GIVEN REQUEST -
Tally the lines in the listing below that include "efficient". Answer with the count and nothing more.

:::

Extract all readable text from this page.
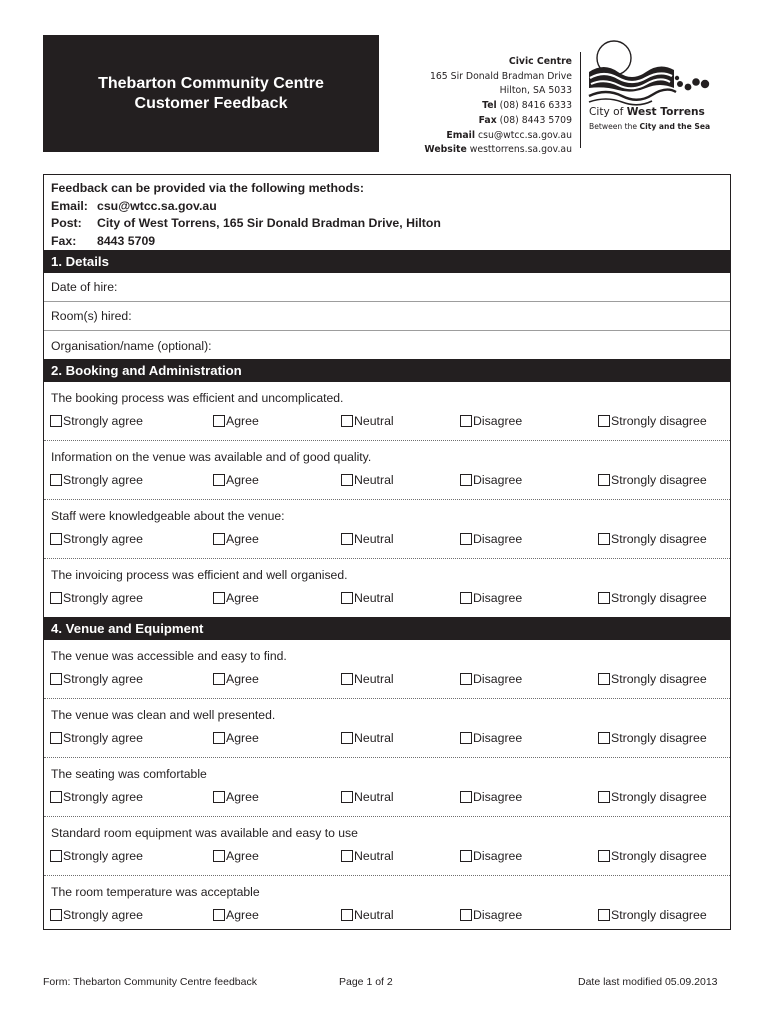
Thebarton Community Centre
Customer Feedback
Civic Centre
165 Sir Donald Bradman Drive
Hilton, SA 5033
Tel (08) 8416 6333
Fax (08) 8443 5709
Email csu@wtcc.sa.gov.au
Website westtorrens.sa.gov.au
City of West Torrens
Between the City and the Sea
Feedback can be provided via the following methods:
Email: csu@wtcc.sa.gov.au
Post: City of West Torrens, 165 Sir Donald Bradman Drive, Hilton
Fax: 8443 5709
1. Details
Date of hire:
Room(s) hired:
Organisation/name (optional):
2. Booking and Administration
The booking process was efficient and uncomplicated.
Strongly agree	Agree	Neutral	Disagree	Strongly disagree
Information on the venue was available and of good quality.
Strongly agree	Agree	Neutral	Disagree	Strongly disagree
Staff were knowledgeable about the venue:
Strongly agree	Agree	Neutral	Disagree	Strongly disagree
The invoicing process was efficient and well organised.
Strongly agree	Agree	Neutral	Disagree	Strongly disagree
4. Venue and Equipment
The venue was accessible and easy to find.
Strongly agree	Agree	Neutral	Disagree	Strongly disagree
The venue was clean and well presented.
Strongly agree	Agree	Neutral	Disagree	Strongly disagree
The seating was comfortable
Strongly agree	Agree	Neutral	Disagree	Strongly disagree
Standard room equipment was available and easy to use
Strongly agree	Agree	Neutral	Disagree	Strongly disagree
The room temperature was acceptable
Strongly agree	Agree	Neutral	Disagree	Strongly disagree
Form: Thebarton Community Centre feedback	Page 1 of 2	Date last modified 05.09.2013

:::

COMPLETED TASK -
2